For the data below, work out how many lines contain the word "GraphQL" and supply only that number.

--- LISTED ENTRIES ---

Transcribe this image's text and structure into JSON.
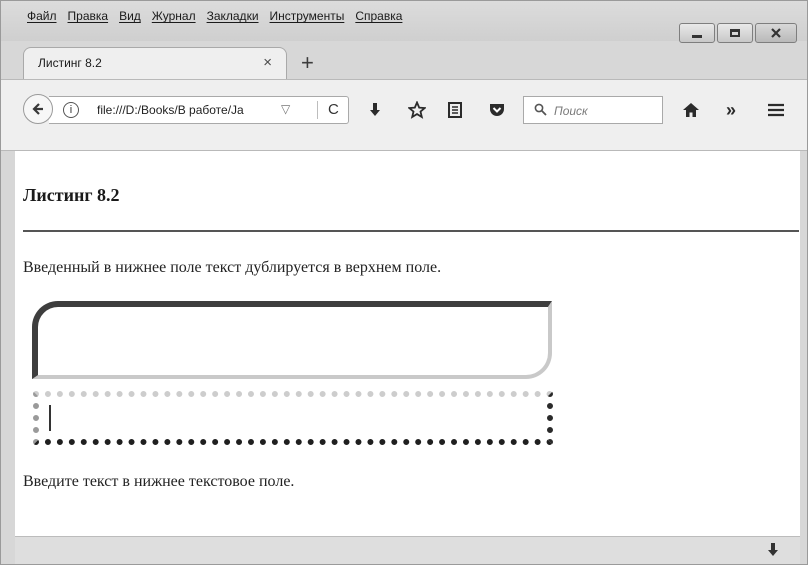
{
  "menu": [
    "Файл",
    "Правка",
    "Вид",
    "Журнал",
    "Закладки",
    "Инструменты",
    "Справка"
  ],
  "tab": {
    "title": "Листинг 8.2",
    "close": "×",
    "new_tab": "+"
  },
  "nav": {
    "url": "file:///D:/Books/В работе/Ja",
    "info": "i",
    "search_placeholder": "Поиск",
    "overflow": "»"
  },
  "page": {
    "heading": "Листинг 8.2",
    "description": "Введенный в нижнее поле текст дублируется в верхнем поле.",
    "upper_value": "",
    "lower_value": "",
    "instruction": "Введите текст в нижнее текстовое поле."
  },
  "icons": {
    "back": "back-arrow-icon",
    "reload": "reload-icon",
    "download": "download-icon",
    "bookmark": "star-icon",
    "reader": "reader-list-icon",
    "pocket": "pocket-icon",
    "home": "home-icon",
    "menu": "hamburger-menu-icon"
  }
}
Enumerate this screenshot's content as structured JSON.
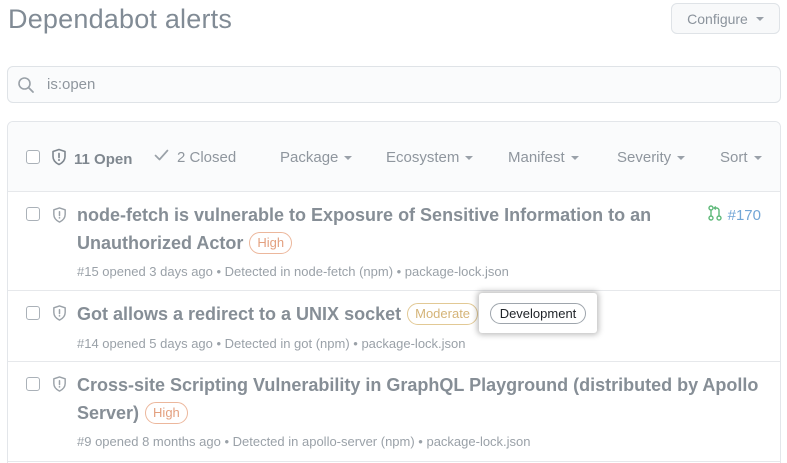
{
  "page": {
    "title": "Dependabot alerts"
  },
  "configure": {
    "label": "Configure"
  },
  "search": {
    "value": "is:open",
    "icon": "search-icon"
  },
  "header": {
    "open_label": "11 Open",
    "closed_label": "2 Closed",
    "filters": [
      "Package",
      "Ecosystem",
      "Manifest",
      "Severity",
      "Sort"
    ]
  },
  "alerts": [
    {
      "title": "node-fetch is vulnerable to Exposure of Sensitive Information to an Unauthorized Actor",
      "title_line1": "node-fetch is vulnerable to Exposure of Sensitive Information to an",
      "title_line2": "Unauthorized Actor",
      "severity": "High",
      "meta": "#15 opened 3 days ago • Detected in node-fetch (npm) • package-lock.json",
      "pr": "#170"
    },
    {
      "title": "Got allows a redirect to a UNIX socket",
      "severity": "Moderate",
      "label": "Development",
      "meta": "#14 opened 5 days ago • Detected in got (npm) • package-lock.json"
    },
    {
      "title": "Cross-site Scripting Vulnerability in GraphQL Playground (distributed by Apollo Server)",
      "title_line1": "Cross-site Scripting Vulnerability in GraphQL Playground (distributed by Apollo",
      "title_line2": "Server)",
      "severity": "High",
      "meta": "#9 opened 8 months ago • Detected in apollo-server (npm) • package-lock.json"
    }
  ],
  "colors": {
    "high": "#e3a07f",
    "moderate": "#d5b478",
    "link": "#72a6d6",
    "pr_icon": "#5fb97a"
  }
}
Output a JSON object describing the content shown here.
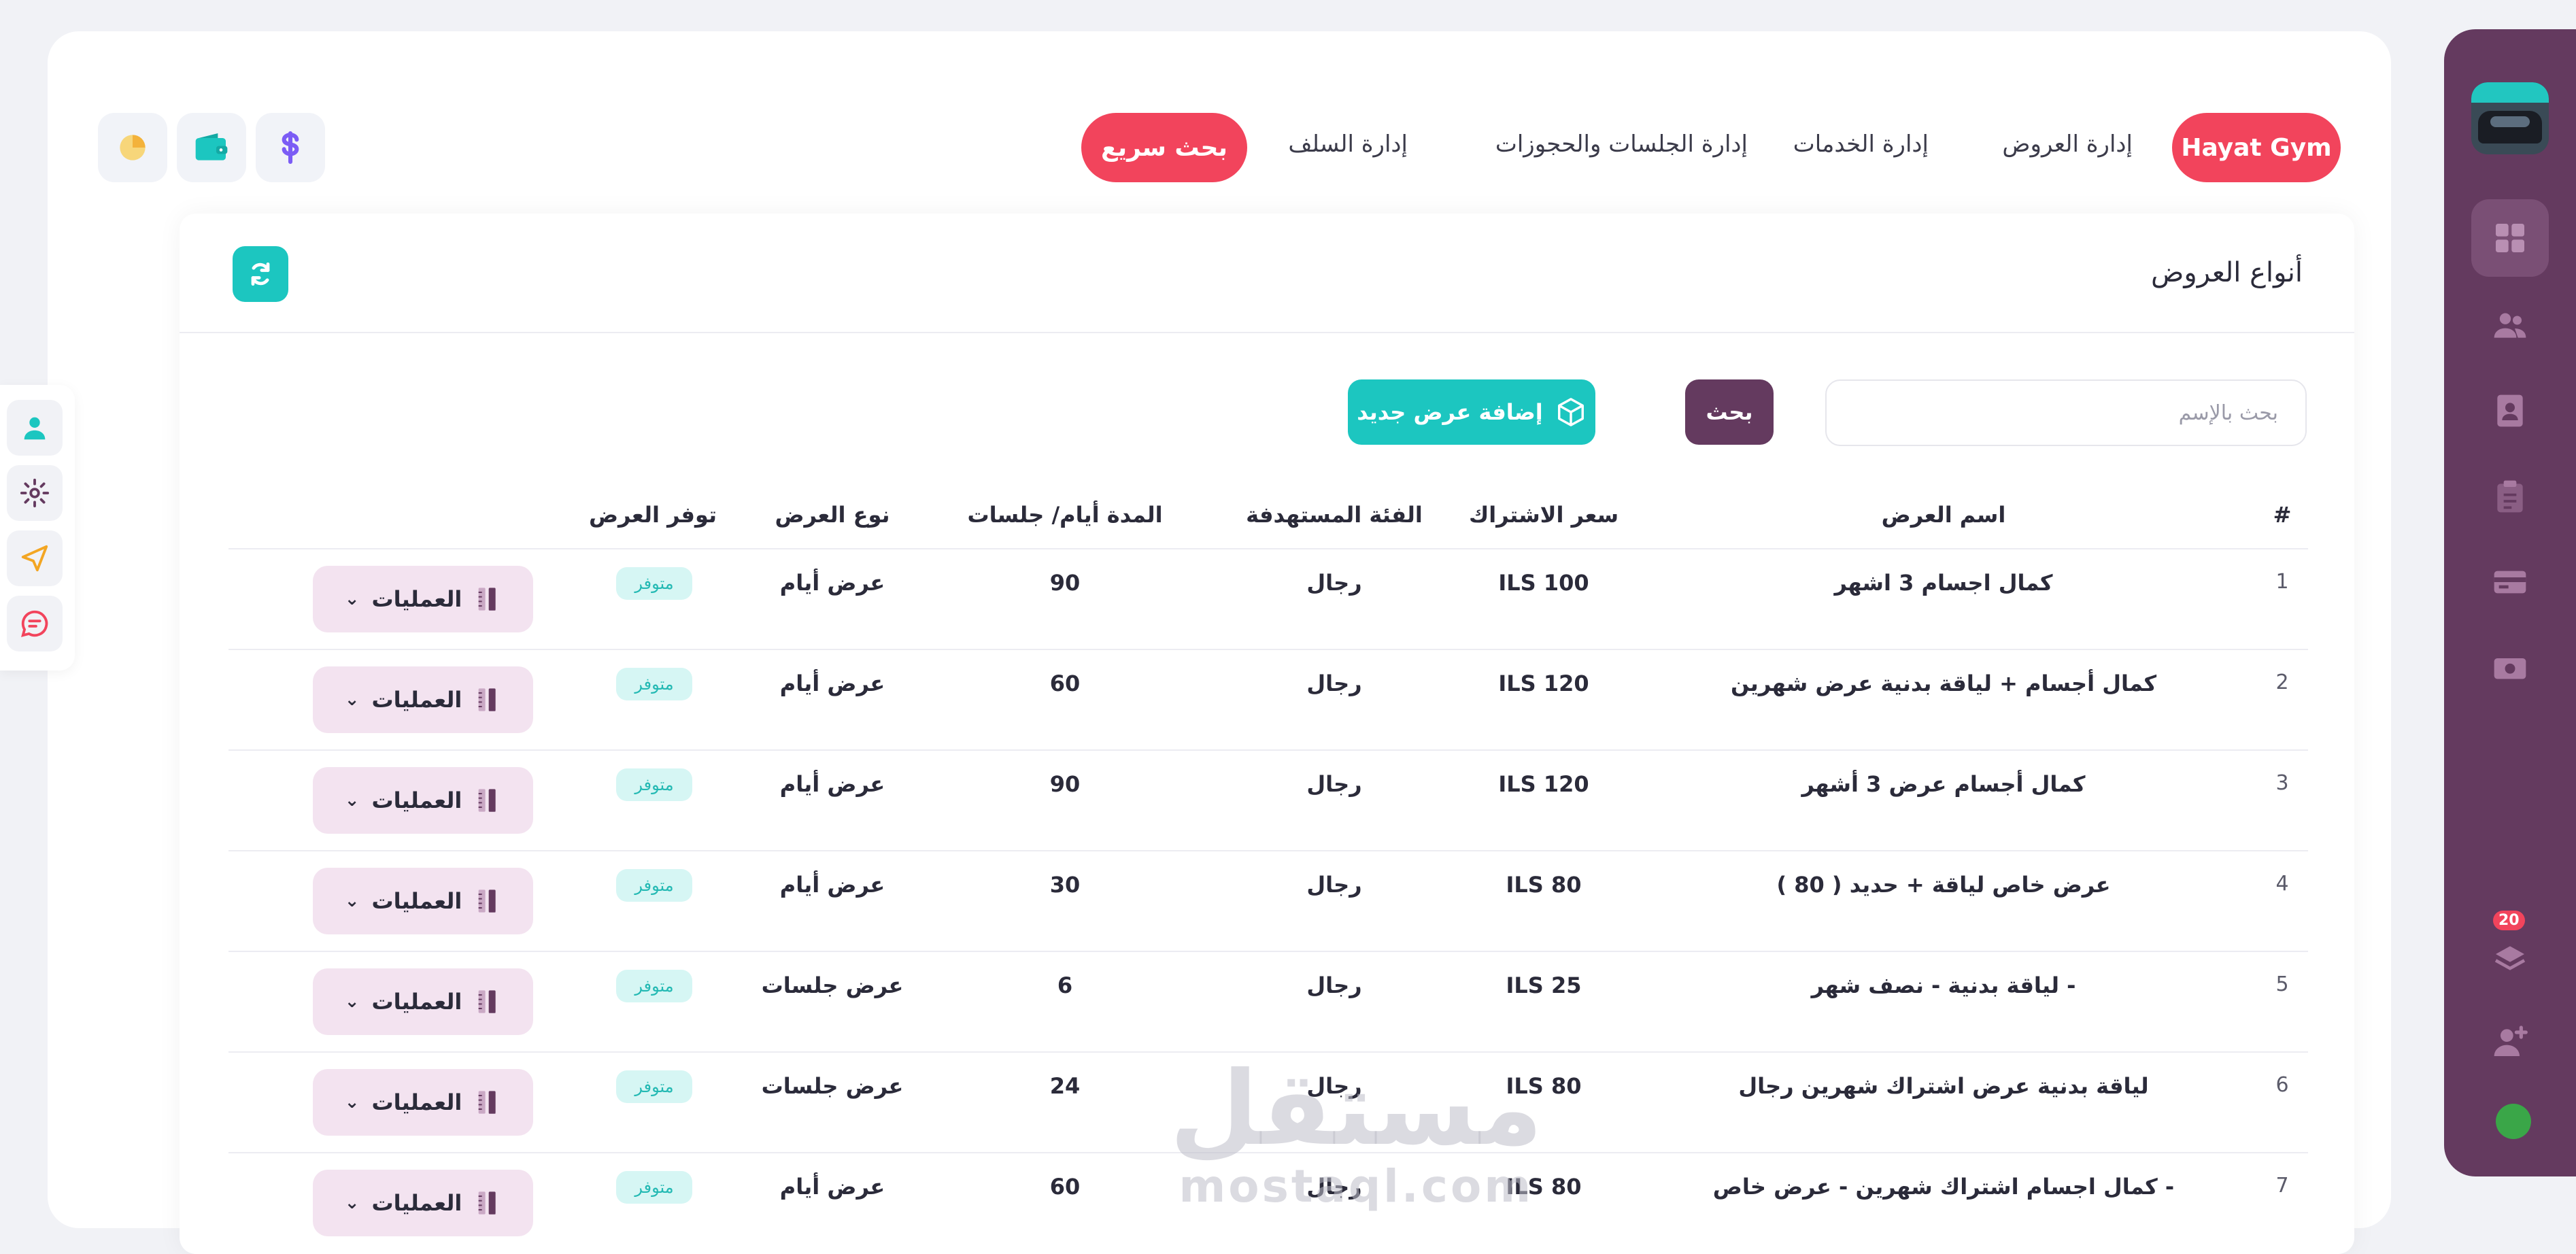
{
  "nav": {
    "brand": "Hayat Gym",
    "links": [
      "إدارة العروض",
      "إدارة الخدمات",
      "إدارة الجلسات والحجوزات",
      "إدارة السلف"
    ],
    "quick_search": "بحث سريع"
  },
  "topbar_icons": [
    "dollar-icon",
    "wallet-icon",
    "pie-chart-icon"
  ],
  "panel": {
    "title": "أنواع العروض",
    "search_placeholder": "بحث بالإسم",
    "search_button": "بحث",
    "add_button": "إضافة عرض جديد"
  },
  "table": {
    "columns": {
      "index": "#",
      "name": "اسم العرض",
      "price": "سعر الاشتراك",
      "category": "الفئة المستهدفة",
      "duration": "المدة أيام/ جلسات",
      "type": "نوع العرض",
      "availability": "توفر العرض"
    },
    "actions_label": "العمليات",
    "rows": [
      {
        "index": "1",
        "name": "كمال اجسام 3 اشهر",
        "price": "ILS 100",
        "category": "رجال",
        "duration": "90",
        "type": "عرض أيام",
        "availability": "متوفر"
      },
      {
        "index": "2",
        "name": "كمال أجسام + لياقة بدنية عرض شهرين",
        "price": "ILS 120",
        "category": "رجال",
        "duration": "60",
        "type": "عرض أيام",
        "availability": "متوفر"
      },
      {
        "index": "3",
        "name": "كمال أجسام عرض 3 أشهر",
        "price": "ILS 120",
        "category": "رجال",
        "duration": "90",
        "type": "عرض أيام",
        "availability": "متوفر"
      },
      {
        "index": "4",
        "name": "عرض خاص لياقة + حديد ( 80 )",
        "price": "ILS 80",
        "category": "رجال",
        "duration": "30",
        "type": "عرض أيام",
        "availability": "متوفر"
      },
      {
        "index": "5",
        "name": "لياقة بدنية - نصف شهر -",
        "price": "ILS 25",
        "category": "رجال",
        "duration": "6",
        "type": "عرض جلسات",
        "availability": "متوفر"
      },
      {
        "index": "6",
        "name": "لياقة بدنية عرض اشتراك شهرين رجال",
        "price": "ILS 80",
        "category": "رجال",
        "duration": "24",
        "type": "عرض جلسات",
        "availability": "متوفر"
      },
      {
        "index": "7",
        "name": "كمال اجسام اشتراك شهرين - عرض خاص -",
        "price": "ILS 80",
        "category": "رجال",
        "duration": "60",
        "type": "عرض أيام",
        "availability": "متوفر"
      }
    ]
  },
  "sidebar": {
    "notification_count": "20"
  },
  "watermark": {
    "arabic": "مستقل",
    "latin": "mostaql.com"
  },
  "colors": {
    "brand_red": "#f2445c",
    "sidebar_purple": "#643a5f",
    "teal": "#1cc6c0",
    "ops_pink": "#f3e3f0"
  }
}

---

FINAL RESULT:
2